**What to work on:** Locate and copy each line in the data that contains the word "takia".

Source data

──────────────────────────────

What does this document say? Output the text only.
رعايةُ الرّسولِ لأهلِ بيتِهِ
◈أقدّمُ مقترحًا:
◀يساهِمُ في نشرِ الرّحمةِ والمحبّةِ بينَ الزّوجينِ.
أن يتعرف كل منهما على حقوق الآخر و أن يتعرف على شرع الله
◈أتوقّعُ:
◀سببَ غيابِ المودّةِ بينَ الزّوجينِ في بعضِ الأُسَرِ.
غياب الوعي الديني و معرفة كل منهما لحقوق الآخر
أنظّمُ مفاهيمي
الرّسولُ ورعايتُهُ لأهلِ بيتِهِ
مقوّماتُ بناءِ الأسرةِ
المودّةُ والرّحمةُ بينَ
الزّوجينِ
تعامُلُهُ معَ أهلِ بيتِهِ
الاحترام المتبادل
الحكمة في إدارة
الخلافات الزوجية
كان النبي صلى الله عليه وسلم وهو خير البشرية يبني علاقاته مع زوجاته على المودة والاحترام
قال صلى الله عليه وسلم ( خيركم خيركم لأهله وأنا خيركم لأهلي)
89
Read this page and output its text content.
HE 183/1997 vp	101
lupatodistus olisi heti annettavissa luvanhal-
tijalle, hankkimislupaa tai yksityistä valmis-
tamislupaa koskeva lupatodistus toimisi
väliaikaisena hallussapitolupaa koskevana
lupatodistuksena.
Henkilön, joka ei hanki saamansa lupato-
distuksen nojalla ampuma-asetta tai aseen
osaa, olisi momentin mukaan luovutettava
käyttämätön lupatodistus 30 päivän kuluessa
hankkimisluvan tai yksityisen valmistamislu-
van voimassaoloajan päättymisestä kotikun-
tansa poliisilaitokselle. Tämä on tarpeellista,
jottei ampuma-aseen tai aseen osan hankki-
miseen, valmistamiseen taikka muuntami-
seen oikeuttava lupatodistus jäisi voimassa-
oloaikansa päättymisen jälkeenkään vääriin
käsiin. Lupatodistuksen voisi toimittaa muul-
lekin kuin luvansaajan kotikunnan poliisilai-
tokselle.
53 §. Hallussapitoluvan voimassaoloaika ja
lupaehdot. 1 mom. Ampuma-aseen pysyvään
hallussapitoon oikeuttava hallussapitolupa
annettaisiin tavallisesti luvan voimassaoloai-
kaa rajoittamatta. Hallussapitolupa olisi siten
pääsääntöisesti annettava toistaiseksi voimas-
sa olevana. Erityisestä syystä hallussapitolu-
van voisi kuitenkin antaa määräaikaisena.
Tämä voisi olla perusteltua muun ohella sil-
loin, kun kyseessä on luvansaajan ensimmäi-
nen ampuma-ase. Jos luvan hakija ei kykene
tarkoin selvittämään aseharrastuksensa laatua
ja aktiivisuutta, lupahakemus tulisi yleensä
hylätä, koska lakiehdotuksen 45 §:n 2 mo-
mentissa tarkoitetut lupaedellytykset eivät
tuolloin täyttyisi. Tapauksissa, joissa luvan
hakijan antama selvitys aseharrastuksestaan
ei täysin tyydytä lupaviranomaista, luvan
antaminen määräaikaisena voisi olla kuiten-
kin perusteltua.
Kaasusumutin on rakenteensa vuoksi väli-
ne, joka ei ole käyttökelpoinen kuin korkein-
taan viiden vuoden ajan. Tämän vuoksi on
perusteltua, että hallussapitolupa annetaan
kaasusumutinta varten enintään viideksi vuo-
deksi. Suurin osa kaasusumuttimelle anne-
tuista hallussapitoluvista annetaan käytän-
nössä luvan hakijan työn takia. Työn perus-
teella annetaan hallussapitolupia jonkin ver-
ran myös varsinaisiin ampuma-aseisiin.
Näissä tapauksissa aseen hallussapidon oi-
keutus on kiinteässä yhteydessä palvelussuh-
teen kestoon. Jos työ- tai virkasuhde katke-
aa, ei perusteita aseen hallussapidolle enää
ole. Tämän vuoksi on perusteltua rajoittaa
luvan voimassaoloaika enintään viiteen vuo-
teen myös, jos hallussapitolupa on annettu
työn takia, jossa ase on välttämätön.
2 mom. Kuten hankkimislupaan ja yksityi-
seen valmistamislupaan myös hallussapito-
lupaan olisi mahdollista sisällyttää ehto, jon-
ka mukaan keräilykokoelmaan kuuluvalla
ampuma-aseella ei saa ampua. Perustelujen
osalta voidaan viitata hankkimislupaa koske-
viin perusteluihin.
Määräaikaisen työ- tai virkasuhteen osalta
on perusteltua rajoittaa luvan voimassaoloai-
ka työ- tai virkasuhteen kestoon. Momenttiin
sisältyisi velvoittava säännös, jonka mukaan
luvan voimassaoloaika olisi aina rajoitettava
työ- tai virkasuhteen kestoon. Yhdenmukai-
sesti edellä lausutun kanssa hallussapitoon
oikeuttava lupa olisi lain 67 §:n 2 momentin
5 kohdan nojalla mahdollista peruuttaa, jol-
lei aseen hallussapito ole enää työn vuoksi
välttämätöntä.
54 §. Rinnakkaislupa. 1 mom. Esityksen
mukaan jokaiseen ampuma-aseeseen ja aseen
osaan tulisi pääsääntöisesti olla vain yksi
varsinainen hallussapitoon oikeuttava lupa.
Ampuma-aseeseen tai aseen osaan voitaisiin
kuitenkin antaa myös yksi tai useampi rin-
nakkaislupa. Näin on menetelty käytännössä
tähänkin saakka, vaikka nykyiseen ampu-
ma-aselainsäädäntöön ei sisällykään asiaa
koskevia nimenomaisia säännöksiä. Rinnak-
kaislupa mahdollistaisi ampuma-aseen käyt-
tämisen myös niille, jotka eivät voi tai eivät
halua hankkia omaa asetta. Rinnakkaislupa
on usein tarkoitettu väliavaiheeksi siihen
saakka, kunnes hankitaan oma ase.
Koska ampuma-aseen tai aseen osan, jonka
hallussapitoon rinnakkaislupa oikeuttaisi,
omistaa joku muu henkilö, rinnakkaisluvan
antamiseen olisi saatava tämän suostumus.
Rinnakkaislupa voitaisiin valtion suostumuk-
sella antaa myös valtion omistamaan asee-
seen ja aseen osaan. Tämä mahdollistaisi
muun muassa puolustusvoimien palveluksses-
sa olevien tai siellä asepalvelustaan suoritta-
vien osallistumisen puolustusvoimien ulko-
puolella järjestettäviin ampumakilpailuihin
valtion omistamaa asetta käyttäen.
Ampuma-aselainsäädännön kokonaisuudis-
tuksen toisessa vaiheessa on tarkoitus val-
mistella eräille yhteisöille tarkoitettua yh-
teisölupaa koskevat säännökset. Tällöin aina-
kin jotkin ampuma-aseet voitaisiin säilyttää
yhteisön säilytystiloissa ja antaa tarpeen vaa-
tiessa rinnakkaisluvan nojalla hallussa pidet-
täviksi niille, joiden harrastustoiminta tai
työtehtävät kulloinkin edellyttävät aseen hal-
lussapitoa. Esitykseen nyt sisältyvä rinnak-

──────────────────────────────

**The response:**
nössä luvan hakijan työn takia. Työn perus-
työn takia, jossa ase on välttämätön.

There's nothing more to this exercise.